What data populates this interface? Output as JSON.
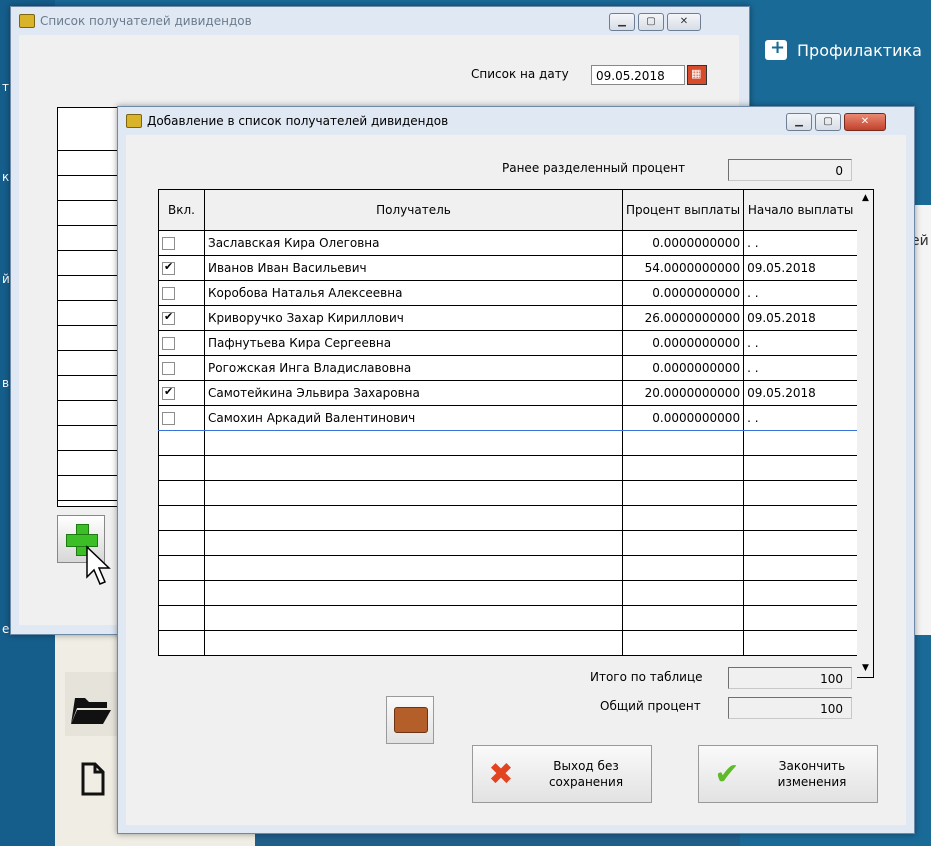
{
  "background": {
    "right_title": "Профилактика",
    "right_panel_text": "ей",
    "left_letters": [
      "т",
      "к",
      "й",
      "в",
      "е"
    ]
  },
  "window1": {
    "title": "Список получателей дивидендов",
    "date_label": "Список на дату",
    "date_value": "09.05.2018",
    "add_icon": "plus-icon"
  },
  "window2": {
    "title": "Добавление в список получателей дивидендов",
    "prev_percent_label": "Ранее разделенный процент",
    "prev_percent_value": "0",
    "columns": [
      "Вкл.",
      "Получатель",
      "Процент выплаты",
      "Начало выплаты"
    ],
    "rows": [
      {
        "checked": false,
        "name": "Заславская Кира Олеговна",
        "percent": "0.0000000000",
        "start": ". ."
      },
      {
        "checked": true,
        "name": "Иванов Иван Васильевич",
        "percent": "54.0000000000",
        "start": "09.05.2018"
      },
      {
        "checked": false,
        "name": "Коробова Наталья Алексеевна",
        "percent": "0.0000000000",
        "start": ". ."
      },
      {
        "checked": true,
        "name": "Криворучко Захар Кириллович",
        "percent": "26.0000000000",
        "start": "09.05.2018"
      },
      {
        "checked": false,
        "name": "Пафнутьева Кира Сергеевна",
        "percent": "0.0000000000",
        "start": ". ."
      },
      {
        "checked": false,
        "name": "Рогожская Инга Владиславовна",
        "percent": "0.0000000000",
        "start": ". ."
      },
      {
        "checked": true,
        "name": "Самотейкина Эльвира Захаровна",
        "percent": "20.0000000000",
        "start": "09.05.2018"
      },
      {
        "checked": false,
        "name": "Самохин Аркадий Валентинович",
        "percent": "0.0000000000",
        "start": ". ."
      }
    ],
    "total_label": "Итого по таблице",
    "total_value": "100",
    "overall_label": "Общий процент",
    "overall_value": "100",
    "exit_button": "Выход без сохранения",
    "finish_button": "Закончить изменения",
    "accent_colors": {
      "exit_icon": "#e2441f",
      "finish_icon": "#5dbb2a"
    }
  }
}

■ Your goal: Pictures are to be left out; the records above must be repeated word for word.

■ Task solution:
What data populates this interface? Output as JSON.
{
  "background": {
    "right_title": "Профилактика",
    "right_panel_text": "ей",
    "left_letters": [
      "т",
      "к",
      "й",
      "в",
      "е"
    ]
  },
  "window1": {
    "title": "Список получателей дивидендов",
    "date_label": "Список на дату",
    "date_value": "09.05.2018",
    "add_icon": "plus-icon"
  },
  "window2": {
    "title": "Добавление в список получателей дивидендов",
    "prev_percent_label": "Ранее разделенный процент",
    "prev_percent_value": "0",
    "columns": [
      "Вкл.",
      "Получатель",
      "Процент выплаты",
      "Начало выплаты"
    ],
    "rows": [
      {
        "checked": false,
        "name": "Заславская Кира Олеговна",
        "percent": "0.0000000000",
        "start": ". ."
      },
      {
        "checked": true,
        "name": "Иванов Иван Васильевич",
        "percent": "54.0000000000",
        "start": "09.05.2018"
      },
      {
        "checked": false,
        "name": "Коробова Наталья Алексеевна",
        "percent": "0.0000000000",
        "start": ". ."
      },
      {
        "checked": true,
        "name": "Криворучко Захар Кириллович",
        "percent": "26.0000000000",
        "start": "09.05.2018"
      },
      {
        "checked": false,
        "name": "Пафнутьева Кира Сергеевна",
        "percent": "0.0000000000",
        "start": ". ."
      },
      {
        "checked": false,
        "name": "Рогожская Инга Владиславовна",
        "percent": "0.0000000000",
        "start": ". ."
      },
      {
        "checked": true,
        "name": "Самотейкина Эльвира Захаровна",
        "percent": "20.0000000000",
        "start": "09.05.2018"
      },
      {
        "checked": false,
        "name": "Самохин Аркадий Валентинович",
        "percent": "0.0000000000",
        "start": ". ."
      }
    ],
    "total_label": "Итого по таблице",
    "total_value": "100",
    "overall_label": "Общий процент",
    "overall_value": "100",
    "exit_button": "Выход без сохранения",
    "finish_button": "Закончить изменения",
    "accent_colors": {
      "exit_icon": "#e2441f",
      "finish_icon": "#5dbb2a"
    }
  }
}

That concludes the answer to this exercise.